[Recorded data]
──────────
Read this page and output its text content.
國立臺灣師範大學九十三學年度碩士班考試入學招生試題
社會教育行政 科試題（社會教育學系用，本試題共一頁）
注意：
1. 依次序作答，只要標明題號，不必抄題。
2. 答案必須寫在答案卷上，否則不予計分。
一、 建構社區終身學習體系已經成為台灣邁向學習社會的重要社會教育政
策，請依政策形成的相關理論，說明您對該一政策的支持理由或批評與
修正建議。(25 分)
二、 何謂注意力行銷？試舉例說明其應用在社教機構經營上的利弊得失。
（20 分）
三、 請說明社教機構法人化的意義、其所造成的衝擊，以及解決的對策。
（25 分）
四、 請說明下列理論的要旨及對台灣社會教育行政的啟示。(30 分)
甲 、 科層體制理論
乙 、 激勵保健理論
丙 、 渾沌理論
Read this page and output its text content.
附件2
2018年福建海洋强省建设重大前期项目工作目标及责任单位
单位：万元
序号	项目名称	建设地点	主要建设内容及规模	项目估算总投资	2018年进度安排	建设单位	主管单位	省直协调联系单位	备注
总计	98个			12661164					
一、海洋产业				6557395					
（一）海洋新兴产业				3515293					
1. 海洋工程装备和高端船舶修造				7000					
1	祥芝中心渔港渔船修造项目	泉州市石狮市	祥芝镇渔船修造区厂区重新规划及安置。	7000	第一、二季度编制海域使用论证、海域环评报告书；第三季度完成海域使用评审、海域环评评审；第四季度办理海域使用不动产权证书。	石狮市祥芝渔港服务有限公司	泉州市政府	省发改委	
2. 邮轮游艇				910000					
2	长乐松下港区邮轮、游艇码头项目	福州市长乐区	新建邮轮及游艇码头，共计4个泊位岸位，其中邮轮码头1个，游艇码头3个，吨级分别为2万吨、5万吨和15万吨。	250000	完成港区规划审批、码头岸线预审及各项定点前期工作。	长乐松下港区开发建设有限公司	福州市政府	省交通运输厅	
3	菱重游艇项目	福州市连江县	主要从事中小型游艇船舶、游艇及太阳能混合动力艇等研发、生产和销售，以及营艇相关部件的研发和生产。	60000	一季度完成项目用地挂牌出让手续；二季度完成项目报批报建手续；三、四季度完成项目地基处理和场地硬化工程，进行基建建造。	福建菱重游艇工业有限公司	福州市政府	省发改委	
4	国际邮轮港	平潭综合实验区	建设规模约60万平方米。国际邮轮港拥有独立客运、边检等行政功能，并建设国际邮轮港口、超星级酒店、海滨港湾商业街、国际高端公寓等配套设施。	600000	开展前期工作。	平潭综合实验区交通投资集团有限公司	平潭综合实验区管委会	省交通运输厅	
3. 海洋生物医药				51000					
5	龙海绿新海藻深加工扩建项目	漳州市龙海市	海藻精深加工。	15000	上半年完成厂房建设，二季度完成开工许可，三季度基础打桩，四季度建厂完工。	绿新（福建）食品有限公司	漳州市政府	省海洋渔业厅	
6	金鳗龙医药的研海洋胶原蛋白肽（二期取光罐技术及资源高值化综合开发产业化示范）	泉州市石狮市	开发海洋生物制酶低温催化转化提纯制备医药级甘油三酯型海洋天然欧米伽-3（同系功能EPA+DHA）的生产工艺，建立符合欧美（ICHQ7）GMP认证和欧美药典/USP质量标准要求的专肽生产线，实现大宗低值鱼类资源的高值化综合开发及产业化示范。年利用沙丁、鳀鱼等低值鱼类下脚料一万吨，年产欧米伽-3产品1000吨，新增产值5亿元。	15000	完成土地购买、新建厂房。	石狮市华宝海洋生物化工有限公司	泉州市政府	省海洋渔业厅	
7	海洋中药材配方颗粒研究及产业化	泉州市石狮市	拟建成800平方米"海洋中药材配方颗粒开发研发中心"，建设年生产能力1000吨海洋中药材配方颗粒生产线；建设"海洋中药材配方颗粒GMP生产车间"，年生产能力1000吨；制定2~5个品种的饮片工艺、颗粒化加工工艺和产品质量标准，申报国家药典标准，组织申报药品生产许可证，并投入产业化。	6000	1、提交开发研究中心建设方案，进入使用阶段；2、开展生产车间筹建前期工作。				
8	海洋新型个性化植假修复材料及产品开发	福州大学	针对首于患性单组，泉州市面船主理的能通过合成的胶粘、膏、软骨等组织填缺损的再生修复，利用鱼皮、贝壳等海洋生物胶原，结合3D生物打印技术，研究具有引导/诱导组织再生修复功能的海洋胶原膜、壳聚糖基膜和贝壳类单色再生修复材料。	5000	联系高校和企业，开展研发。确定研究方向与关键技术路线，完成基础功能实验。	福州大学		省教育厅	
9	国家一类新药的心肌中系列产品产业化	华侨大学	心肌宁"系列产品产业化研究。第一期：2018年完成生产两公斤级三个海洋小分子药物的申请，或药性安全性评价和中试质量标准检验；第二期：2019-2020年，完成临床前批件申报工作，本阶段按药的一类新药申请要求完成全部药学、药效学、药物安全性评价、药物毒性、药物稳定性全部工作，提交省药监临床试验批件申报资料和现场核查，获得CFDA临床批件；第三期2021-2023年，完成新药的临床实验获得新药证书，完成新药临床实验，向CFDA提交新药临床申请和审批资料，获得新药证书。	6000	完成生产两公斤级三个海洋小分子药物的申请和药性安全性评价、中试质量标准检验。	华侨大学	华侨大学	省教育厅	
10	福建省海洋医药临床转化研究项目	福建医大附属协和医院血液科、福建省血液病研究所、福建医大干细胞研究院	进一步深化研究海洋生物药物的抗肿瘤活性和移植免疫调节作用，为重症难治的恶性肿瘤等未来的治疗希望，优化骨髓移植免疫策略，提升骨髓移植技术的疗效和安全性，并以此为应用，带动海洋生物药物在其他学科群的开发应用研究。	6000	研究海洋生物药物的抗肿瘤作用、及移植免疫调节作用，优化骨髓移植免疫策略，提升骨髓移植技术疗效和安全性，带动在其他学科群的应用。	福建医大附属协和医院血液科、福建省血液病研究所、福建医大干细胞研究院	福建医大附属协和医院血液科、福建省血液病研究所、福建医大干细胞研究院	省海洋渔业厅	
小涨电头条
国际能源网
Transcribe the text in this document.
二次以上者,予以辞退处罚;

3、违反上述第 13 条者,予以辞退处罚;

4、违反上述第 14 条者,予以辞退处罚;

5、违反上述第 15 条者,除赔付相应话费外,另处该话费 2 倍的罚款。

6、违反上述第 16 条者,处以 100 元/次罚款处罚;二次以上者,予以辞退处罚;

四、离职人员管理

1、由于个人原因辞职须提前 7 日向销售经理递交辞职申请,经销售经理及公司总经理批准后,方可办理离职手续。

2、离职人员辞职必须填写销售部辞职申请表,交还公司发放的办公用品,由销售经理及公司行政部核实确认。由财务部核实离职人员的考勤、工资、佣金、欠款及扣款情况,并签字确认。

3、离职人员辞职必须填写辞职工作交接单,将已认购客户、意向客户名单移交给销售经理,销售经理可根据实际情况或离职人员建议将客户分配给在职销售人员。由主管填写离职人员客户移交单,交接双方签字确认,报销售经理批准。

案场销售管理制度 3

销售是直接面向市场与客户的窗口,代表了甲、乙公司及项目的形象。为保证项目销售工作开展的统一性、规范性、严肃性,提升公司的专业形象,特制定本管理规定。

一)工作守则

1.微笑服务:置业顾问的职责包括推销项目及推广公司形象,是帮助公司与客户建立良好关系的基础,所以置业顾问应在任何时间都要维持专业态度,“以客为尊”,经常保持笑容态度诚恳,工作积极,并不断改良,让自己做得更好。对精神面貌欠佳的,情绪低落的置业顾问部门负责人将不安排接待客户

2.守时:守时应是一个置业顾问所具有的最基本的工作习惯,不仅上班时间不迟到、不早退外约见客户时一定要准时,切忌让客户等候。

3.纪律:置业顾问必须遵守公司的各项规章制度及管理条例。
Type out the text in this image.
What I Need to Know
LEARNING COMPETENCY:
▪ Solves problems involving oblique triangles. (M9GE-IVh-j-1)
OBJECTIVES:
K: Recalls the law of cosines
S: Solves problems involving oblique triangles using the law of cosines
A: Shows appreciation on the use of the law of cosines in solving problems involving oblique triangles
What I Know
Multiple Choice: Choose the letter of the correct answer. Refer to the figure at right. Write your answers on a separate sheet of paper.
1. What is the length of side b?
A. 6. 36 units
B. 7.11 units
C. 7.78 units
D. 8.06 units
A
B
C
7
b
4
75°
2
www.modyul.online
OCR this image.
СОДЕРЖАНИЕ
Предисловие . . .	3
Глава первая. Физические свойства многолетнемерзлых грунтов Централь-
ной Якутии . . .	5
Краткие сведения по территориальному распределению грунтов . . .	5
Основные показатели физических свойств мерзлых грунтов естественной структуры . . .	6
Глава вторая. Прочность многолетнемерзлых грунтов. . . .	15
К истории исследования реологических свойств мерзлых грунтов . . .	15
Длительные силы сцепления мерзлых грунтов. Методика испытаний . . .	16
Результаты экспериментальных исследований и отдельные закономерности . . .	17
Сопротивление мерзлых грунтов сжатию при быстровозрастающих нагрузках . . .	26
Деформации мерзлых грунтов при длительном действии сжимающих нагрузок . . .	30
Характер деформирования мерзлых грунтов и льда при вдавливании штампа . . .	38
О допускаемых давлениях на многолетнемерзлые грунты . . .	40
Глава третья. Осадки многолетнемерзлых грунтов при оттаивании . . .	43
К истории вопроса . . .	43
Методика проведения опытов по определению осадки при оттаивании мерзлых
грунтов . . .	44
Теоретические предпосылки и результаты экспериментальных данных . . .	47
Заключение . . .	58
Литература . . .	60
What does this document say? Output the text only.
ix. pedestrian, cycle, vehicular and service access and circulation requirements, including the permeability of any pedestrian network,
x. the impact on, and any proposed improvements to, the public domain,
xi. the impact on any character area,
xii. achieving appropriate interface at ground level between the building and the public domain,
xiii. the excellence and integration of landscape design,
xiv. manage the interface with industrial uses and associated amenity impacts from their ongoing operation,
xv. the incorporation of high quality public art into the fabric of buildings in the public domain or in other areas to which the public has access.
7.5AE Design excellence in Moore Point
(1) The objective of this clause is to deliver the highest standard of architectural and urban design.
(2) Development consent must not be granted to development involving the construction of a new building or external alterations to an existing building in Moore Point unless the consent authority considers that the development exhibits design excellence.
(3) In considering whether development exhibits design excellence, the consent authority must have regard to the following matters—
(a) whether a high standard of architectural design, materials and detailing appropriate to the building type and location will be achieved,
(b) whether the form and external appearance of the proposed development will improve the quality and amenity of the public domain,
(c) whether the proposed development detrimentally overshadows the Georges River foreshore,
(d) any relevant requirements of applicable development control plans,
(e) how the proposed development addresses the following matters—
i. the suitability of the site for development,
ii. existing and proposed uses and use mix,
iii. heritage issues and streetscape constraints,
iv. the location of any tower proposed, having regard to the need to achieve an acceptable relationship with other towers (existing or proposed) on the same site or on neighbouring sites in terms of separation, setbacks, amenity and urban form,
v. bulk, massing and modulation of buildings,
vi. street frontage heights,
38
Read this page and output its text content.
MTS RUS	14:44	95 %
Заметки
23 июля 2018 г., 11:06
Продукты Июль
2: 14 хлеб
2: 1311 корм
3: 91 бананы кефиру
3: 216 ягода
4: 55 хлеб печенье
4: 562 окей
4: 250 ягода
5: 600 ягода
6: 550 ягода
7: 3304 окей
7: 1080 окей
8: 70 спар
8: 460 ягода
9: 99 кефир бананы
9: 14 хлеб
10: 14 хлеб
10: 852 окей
──────────
■ **Brief**: Give only the number of lines in the entries above that contain the string "Point".

■ **Reply to the exercise**: 2